**REQUIRED TASK**
Omit all pictures. Copy exactly the lines from the line containing "Extract all readable text from this page." to the end of the listing, with both ends included.

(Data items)
::::

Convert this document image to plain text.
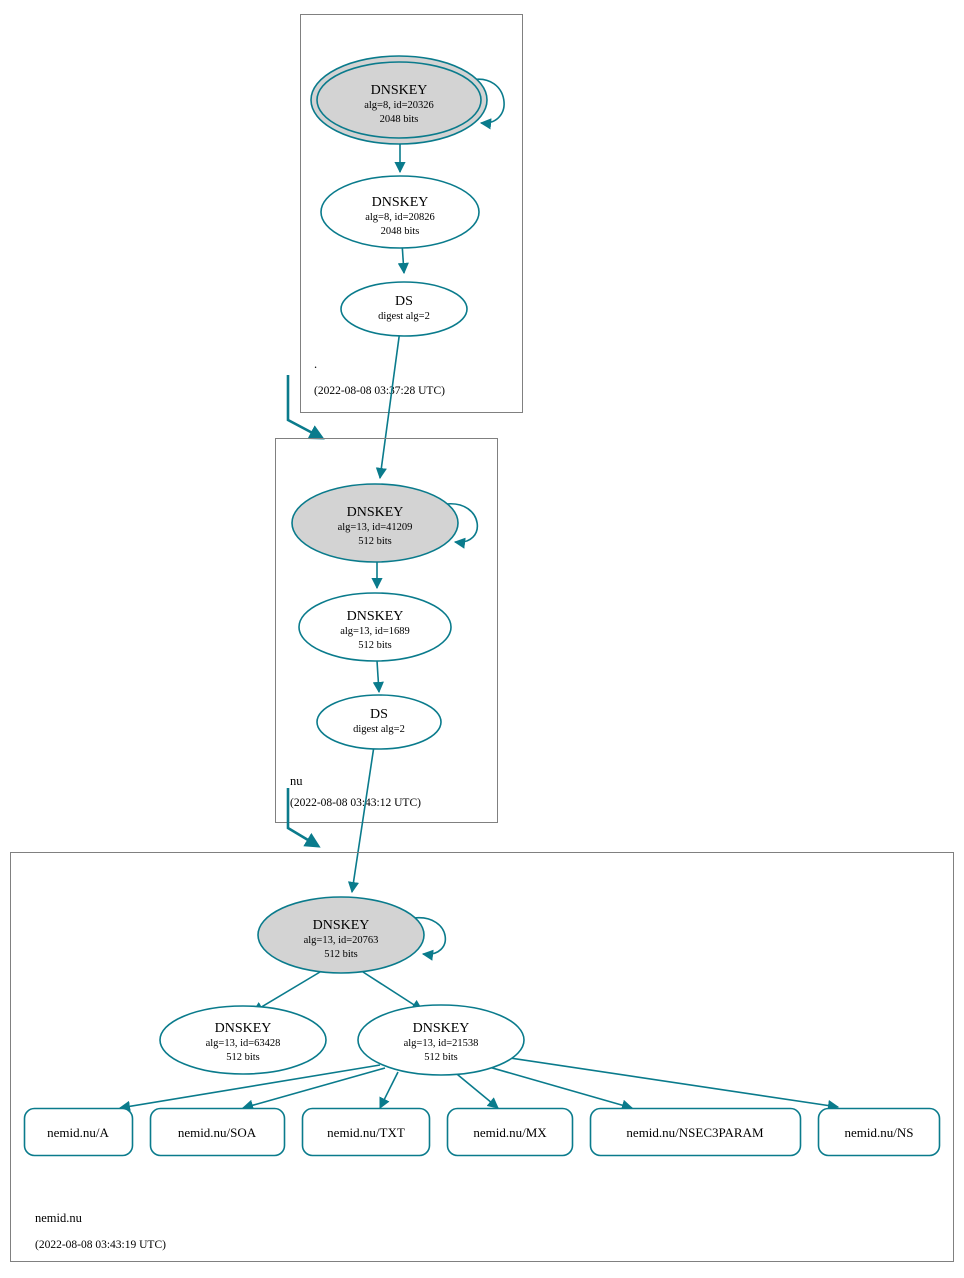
.
(2022-08-08 03:37:28 UTC)
DNSKEY
alg=8, id=20326
2048 bits
DNSKEY
alg=8, id=20826
2048 bits
DS
digest alg=2
nu
(2022-08-08 03:43:12 UTC)
DNSKEY
alg=13, id=41209
512 bits
DNSKEY
alg=13, id=1689
512 bits
DS
digest alg=2
nemid.nu
(2022-08-08 03:43:19 UTC)
DNSKEY
alg=13, id=20763
512 bits
DNSKEY
alg=13, id=63428
512 bits
DNSKEY
alg=13, id=21538
512 bits
nemid.nu/A	nemid.nu/SOA	nemid.nu/TXT	nemid.nu/MX	nemid.nu/NSEC3PARAM	nemid.nu/NS
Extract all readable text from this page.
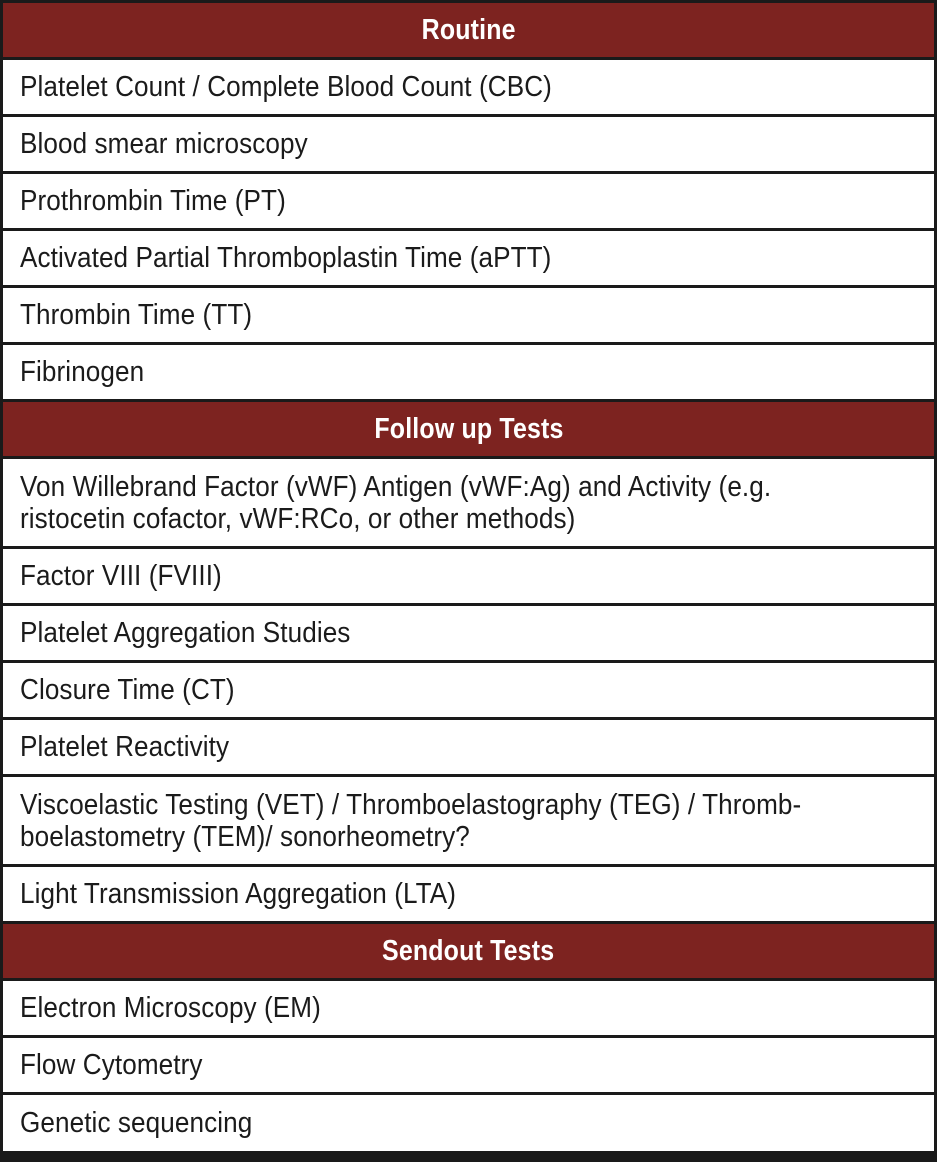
Routine
Platelet Count / Complete Blood Count (CBC)
Blood smear microscopy
Prothrombin Time (PT)
Activated Partial Thromboplastin Time (aPTT)
Thrombin Time (TT)
Fibrinogen
Follow up Tests
Von Willebrand Factor (vWF) Antigen (vWF:Ag) and Activity (e.g. ristocetin cofactor, vWF:RCo, or other methods)
Factor VIII (FVIII)
Platelet Aggregation Studies
Closure Time (CT)
Platelet Reactivity
Viscoelastic Testing (VET) / Thromboelastography (TEG) / Thromb-boelastometry (TEM)/ sonorheometry?
Light Transmission Aggregation (LTA)
Sendout Tests
Electron Microscopy (EM)
Flow Cytometry
Genetic sequencing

::::

**SOLUTION TO THIS TASK**
Extract all readable text from this page.
Routine
Platelet Count / Complete Blood Count (CBC)
Blood smear microscopy
Prothrombin Time (PT)
Activated Partial Thromboplastin Time (aPTT)
Thrombin Time (TT)
Fibrinogen
Follow up Tests
Von Willebrand Factor (vWF) Antigen (vWF:Ag) and Activity (e.g. ristocetin cofactor, vWF:RCo, or other methods)
Factor VIII (FVIII)
Platelet Aggregation Studies
Closure Time (CT)
Platelet Reactivity
Viscoelastic Testing (VET) / Thromboelastography (TEG) / Thromb-boelastometry (TEM)/ sonorheometry?
Light Transmission Aggregation (LTA)
Sendout Tests
Electron Microscopy (EM)
Flow Cytometry
Genetic sequencing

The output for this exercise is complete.